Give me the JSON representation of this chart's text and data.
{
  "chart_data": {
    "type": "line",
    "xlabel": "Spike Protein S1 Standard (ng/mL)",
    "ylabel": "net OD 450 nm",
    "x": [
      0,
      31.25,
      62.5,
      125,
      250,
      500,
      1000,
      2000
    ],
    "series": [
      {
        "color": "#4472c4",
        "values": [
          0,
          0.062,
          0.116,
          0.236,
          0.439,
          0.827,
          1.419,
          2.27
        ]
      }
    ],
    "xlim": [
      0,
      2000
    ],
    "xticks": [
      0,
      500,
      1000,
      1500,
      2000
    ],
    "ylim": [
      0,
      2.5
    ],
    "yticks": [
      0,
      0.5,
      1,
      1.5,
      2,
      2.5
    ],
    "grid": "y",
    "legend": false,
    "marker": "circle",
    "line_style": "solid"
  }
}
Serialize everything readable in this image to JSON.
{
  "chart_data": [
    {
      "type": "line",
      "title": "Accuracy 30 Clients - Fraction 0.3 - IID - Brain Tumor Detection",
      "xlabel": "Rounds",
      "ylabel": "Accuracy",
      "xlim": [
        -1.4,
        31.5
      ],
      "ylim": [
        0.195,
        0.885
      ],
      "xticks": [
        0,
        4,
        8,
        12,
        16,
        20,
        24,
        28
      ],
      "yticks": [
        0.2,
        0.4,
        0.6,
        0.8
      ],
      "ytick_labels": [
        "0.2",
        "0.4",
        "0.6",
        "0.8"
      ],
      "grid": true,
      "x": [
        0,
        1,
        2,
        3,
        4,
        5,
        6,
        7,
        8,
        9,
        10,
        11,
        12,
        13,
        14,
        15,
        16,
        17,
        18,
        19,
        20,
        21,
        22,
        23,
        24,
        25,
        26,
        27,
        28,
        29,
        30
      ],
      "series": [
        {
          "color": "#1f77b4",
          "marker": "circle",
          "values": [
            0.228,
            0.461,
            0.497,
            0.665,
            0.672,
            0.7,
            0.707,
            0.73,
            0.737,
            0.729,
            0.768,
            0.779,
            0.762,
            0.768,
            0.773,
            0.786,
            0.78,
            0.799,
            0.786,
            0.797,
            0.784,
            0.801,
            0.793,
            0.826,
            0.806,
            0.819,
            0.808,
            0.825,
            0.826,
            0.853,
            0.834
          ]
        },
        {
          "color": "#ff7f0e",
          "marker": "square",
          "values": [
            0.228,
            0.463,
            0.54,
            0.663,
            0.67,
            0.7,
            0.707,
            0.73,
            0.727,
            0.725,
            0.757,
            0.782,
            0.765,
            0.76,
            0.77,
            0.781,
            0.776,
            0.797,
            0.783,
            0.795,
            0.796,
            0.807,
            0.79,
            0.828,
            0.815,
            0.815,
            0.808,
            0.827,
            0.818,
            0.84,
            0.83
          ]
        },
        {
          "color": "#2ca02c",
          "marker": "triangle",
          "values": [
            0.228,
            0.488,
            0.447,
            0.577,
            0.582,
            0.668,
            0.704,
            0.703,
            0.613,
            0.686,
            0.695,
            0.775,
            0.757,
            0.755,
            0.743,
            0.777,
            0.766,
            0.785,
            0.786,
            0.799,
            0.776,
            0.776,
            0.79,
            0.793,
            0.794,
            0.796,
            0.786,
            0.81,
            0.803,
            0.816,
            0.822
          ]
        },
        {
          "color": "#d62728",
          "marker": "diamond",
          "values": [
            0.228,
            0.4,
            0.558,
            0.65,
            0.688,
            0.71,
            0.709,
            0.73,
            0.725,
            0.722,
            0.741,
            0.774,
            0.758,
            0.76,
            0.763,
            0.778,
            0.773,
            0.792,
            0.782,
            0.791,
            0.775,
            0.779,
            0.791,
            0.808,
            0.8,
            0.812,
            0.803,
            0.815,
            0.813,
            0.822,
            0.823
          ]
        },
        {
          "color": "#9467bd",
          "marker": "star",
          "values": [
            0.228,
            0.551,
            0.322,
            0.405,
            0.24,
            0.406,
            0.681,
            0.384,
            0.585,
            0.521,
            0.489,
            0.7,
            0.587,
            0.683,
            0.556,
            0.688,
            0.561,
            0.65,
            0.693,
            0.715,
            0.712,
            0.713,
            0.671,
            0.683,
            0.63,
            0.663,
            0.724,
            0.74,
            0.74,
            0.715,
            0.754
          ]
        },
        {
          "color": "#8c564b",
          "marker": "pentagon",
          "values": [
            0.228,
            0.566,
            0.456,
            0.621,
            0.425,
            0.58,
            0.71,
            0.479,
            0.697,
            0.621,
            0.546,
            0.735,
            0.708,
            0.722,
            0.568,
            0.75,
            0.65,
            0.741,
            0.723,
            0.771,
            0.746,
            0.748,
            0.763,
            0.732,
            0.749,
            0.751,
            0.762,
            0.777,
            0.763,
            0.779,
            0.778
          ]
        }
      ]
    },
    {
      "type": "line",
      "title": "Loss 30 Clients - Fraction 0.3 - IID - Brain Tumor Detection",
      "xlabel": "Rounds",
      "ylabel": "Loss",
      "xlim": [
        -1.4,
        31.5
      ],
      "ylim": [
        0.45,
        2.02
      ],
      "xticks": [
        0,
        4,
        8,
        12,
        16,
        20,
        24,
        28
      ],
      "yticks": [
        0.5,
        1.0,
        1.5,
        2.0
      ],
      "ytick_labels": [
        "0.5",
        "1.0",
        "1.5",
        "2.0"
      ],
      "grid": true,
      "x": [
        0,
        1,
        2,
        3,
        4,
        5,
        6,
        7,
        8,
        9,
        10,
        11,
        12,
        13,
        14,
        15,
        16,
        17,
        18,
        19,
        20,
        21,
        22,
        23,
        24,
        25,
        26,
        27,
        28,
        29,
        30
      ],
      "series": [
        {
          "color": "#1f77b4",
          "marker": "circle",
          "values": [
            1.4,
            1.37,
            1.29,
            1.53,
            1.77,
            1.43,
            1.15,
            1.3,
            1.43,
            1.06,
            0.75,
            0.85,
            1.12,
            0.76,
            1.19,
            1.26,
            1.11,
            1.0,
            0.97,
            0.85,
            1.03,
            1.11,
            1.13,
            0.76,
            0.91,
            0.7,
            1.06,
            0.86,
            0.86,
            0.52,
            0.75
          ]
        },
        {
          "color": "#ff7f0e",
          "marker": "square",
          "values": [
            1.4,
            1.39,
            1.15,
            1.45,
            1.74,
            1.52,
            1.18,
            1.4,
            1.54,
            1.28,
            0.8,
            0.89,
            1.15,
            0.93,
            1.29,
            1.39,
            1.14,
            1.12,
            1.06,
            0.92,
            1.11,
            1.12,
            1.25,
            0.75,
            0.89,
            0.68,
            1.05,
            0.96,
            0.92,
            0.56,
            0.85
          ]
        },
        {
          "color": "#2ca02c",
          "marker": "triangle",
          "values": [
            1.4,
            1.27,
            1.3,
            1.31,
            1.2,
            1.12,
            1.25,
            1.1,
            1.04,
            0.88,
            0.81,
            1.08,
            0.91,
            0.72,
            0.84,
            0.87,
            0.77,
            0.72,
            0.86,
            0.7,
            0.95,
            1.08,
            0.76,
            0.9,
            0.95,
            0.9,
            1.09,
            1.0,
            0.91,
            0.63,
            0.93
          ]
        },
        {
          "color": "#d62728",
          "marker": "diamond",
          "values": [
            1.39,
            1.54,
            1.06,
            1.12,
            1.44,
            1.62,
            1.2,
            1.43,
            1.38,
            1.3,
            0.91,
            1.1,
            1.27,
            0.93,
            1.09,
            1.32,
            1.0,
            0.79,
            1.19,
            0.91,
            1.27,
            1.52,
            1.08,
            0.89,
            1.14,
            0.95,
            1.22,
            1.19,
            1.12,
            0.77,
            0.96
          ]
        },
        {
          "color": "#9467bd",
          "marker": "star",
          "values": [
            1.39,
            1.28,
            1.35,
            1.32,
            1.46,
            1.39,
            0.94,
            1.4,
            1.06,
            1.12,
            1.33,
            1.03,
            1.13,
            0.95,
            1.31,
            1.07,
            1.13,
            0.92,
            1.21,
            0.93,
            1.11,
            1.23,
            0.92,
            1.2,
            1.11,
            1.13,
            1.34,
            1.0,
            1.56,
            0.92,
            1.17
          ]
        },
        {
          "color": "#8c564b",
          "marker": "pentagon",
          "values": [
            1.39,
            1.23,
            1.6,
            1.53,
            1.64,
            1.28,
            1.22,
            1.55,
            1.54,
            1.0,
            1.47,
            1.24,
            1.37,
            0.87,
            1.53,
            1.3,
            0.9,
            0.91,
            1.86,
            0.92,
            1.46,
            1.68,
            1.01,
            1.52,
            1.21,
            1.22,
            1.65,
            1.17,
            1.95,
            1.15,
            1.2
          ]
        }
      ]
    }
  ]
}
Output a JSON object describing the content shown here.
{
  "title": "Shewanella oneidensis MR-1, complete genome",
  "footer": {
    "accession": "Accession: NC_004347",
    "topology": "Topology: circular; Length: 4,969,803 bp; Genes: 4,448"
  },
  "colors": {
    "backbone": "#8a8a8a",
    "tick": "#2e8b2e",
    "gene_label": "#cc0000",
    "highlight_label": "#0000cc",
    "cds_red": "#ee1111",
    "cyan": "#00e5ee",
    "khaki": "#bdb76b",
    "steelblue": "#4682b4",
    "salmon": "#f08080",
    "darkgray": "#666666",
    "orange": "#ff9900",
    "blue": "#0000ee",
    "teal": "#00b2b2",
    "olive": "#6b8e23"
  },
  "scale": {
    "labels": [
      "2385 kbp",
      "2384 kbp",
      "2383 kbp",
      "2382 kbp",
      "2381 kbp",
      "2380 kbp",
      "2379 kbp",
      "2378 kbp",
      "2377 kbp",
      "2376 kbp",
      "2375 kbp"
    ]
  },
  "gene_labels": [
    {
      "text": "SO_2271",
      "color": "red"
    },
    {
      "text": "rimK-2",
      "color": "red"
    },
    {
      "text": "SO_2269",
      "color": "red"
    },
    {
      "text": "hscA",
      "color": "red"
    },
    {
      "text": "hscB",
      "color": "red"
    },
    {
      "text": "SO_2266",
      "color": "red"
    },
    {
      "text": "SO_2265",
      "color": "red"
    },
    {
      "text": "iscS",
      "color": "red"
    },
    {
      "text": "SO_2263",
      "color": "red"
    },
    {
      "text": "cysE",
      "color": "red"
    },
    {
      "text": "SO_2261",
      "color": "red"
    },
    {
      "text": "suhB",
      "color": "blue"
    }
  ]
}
◇ ◇ ◇ ◇ ◇ ◇ ◇
-- TASK REQUIREMENTS --
Scan the material above and copy every line that holds the string "ylabel".

-- RESULT OF THE EXERCISE --
    "ylabel": "net OD 450 nm",
      "ylabel": "Accuracy",
      "ylabel": "Loss",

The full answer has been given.